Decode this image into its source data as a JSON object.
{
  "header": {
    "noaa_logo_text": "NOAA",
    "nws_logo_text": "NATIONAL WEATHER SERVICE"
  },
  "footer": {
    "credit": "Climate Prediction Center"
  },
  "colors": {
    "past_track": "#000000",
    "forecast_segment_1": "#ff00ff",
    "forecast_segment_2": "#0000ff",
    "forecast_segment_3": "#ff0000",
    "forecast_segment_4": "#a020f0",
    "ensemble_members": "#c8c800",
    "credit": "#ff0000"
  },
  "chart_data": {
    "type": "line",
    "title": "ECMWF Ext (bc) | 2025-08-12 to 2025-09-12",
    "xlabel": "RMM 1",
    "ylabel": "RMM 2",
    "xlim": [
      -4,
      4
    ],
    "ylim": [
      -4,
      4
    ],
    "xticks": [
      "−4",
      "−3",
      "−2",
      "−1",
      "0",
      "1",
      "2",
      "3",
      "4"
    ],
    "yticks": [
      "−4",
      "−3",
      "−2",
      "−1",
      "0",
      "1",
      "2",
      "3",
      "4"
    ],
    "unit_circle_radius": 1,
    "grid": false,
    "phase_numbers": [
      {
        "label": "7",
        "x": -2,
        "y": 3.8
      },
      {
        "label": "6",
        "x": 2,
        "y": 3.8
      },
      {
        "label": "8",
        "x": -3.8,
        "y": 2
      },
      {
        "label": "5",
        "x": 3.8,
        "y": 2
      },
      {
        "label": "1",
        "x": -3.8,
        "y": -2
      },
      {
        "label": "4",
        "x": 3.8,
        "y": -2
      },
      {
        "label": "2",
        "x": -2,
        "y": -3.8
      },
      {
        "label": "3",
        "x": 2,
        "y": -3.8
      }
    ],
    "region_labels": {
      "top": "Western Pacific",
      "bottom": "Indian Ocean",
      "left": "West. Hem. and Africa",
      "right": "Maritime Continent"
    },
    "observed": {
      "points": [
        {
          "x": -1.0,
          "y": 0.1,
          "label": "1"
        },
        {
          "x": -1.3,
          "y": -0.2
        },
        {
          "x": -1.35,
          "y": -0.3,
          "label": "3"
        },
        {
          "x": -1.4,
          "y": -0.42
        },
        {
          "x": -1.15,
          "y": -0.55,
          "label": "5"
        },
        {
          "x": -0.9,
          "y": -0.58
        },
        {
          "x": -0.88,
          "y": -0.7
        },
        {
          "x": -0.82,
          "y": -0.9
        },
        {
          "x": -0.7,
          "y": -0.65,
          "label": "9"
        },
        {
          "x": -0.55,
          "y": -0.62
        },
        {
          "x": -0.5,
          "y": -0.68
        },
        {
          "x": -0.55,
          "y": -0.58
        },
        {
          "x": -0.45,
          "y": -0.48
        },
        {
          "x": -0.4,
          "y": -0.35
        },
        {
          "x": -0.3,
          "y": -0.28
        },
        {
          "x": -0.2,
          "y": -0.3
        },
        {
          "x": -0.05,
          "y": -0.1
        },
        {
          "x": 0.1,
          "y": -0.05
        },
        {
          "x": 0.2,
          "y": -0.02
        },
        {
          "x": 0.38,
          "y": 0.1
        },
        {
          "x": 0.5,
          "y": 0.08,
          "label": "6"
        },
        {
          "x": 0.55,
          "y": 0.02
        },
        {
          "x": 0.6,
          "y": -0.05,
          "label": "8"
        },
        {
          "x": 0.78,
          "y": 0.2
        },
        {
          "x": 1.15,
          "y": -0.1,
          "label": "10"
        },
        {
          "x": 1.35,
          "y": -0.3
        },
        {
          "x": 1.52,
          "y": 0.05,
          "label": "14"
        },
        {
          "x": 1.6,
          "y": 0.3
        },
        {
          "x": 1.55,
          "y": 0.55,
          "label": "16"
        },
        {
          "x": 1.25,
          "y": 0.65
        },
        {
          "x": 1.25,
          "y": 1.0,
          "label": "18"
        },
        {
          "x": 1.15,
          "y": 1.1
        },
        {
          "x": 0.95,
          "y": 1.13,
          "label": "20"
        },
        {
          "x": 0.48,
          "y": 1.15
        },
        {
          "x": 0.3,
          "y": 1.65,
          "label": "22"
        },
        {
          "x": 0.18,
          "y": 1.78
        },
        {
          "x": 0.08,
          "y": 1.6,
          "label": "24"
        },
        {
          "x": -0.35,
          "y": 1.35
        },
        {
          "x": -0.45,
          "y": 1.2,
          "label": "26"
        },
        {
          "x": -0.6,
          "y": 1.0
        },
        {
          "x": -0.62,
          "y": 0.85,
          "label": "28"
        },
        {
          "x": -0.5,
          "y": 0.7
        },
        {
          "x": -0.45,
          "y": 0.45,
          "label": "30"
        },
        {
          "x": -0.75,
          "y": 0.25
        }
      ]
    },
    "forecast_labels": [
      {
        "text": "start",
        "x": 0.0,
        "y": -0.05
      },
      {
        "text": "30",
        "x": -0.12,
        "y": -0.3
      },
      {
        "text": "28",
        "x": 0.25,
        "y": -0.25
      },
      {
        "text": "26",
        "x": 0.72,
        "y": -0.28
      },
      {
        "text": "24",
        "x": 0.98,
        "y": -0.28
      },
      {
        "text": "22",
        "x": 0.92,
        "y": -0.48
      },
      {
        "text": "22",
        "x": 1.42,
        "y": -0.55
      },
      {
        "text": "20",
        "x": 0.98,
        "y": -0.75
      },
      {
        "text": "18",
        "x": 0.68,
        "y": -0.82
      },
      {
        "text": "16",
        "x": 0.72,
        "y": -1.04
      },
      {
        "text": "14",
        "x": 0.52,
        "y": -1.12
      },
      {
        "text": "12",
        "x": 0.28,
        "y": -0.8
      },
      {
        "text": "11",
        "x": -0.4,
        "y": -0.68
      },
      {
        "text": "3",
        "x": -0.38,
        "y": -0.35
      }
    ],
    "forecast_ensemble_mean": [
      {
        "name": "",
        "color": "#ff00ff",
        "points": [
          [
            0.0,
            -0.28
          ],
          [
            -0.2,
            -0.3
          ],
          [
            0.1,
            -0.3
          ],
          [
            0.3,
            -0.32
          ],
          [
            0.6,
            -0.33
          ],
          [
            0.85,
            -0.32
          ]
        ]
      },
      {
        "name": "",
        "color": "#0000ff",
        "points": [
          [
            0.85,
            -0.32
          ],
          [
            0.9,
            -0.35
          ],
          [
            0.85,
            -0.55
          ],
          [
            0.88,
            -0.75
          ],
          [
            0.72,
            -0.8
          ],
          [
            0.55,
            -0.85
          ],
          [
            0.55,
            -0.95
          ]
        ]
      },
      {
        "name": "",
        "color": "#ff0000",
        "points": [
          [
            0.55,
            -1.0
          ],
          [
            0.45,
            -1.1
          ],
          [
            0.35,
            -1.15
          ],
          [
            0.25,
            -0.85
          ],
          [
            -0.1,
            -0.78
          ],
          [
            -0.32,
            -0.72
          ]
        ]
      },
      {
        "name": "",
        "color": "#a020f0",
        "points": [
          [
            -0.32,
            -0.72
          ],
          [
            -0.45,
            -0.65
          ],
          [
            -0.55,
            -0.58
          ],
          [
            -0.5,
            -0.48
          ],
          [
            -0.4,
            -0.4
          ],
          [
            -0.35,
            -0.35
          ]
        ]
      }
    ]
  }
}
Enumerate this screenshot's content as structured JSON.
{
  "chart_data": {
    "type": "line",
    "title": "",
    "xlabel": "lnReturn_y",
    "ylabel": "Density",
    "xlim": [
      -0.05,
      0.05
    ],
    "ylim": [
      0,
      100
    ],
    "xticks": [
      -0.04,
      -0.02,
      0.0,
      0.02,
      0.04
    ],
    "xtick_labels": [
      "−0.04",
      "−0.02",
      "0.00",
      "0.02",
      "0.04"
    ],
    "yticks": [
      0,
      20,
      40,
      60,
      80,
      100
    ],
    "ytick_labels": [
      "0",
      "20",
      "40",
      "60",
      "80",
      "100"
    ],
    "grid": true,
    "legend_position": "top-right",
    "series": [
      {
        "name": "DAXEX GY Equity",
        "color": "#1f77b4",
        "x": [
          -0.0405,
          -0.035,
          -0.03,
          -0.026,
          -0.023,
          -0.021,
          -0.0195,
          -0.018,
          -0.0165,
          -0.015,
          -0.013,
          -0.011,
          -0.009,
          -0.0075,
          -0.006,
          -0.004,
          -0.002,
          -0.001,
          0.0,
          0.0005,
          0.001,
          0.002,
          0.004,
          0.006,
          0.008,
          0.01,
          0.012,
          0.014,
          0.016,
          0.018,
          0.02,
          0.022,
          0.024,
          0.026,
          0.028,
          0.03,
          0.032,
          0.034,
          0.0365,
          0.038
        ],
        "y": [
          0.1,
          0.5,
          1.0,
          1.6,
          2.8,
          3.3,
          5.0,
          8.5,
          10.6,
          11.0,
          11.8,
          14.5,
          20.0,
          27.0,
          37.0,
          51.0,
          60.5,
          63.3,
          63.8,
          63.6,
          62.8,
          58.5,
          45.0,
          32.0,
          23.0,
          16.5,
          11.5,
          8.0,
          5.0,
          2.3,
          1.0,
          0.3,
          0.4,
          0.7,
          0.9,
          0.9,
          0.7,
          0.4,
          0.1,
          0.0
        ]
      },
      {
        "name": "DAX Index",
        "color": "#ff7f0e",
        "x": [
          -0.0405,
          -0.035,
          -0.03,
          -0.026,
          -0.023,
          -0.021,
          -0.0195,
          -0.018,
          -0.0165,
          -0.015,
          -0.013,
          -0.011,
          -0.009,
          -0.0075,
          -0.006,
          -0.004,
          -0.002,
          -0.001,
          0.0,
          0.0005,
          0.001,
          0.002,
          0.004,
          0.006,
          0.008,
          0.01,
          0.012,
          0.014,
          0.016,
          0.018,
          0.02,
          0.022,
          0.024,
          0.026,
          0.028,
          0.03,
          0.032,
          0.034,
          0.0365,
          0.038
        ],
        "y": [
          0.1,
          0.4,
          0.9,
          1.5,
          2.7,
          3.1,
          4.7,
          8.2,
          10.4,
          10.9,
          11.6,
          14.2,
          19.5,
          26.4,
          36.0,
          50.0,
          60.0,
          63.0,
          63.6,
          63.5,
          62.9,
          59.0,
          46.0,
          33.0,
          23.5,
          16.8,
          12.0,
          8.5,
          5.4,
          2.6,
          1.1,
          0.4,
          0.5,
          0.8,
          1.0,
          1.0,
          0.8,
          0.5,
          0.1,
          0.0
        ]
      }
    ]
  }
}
======
> [YOUR OBJECTIVE]: Extract all lines from the material above that include the word "JSON".

> [TASK RESPONSE]:
Decode this image into its source data as a JSON object.
Enumerate this screenshot's content as structured JSON.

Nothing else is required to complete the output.